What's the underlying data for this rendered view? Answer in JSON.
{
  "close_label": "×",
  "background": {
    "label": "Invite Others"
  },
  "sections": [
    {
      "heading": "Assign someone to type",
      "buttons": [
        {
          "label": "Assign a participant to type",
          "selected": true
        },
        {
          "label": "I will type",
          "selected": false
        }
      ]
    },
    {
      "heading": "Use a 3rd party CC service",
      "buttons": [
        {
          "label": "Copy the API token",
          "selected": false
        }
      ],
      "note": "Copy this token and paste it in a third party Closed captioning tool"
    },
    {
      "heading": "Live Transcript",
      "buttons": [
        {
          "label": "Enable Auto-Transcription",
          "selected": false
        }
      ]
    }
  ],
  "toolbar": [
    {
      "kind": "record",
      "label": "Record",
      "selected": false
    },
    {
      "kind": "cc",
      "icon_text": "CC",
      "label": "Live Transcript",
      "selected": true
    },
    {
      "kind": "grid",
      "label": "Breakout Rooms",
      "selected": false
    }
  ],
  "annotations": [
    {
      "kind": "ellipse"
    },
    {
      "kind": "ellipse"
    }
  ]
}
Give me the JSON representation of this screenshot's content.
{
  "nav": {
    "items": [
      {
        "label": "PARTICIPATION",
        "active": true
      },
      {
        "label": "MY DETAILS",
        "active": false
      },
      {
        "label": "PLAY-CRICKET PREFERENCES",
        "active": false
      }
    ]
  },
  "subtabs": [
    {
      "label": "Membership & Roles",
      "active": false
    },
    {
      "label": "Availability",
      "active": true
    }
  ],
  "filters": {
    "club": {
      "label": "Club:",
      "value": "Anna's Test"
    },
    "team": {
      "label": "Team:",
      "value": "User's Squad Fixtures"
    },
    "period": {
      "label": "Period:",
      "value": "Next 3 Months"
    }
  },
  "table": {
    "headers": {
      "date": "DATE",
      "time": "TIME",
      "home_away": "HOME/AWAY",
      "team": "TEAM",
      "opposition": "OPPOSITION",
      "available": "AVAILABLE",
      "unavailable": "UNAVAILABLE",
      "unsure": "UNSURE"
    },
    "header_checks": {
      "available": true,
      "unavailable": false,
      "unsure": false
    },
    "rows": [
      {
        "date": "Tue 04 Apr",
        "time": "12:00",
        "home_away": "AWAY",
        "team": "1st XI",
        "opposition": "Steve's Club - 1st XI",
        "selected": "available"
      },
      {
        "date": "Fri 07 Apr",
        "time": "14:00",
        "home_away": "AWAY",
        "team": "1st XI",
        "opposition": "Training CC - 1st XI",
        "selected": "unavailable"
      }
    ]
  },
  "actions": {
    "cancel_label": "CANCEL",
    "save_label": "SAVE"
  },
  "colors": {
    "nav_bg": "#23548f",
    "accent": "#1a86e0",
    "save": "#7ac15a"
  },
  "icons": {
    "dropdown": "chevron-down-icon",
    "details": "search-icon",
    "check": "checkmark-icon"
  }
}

**EXERCISE REQUIREMENTS**
Reproduce all data above, unchanged.

**EXERCISE RESPONSE**
What's the underlying data for this rendered view? Answer in JSON.
{
  "close_label": "×",
  "background": {
    "label": "Invite Others"
  },
  "sections": [
    {
      "heading": "Assign someone to type",
      "buttons": [
        {
          "label": "Assign a participant to type",
          "selected": true
        },
        {
          "label": "I will type",
          "selected": false
        }
      ]
    },
    {
      "heading": "Use a 3rd party CC service",
      "buttons": [
        {
          "label": "Copy the API token",
          "selected": false
        }
      ],
      "note": "Copy this token and paste it in a third party Closed captioning tool"
    },
    {
      "heading": "Live Transcript",
      "buttons": [
        {
          "label": "Enable Auto-Transcription",
          "selected": false
        }
      ]
    }
  ],
  "toolbar": [
    {
      "kind": "record",
      "label": "Record",
      "selected": false
    },
    {
      "kind": "cc",
      "icon_text": "CC",
      "label": "Live Transcript",
      "selected": true
    },
    {
      "kind": "grid",
      "label": "Breakout Rooms",
      "selected": false
    }
  ],
  "annotations": [
    {
      "kind": "ellipse"
    },
    {
      "kind": "ellipse"
    }
  ]
}
Give me the JSON representation of this screenshot's content.
{
  "nav": {
    "items": [
      {
        "label": "PARTICIPATION",
        "active": true
      },
      {
        "label": "MY DETAILS",
        "active": false
      },
      {
        "label": "PLAY-CRICKET PREFERENCES",
        "active": false
      }
    ]
  },
  "subtabs": [
    {
      "label": "Membership & Roles",
      "active": false
    },
    {
      "label": "Availability",
      "active": true
    }
  ],
  "filters": {
    "club": {
      "label": "Club:",
      "value": "Anna's Test"
    },
    "team": {
      "label": "Team:",
      "value": "User's Squad Fixtures"
    },
    "period": {
      "label": "Period:",
      "value": "Next 3 Months"
    }
  },
  "table": {
    "headers": {
      "date": "DATE",
      "time": "TIME",
      "home_away": "HOME/AWAY",
      "team": "TEAM",
      "opposition": "OPPOSITION",
      "available": "AVAILABLE",
      "unavailable": "UNAVAILABLE",
      "unsure": "UNSURE"
    },
    "header_checks": {
      "available": true,
      "unavailable": false,
      "unsure": false
    },
    "rows": [
      {
        "date": "Tue 04 Apr",
        "time": "12:00",
        "home_away": "AWAY",
        "team": "1st XI",
        "opposition": "Steve's Club - 1st XI",
        "selected": "available"
      },
      {
        "date": "Fri 07 Apr",
        "time": "14:00",
        "home_away": "AWAY",
        "team": "1st XI",
        "opposition": "Training CC - 1st XI",
        "selected": "unavailable"
      }
    ]
  },
  "actions": {
    "cancel_label": "CANCEL",
    "save_label": "SAVE"
  },
  "colors": {
    "nav_bg": "#23548f",
    "accent": "#1a86e0",
    "save": "#7ac15a"
  },
  "icons": {
    "dropdown": "chevron-down-icon",
    "details": "search-icon",
    "check": "checkmark-icon"
  }
}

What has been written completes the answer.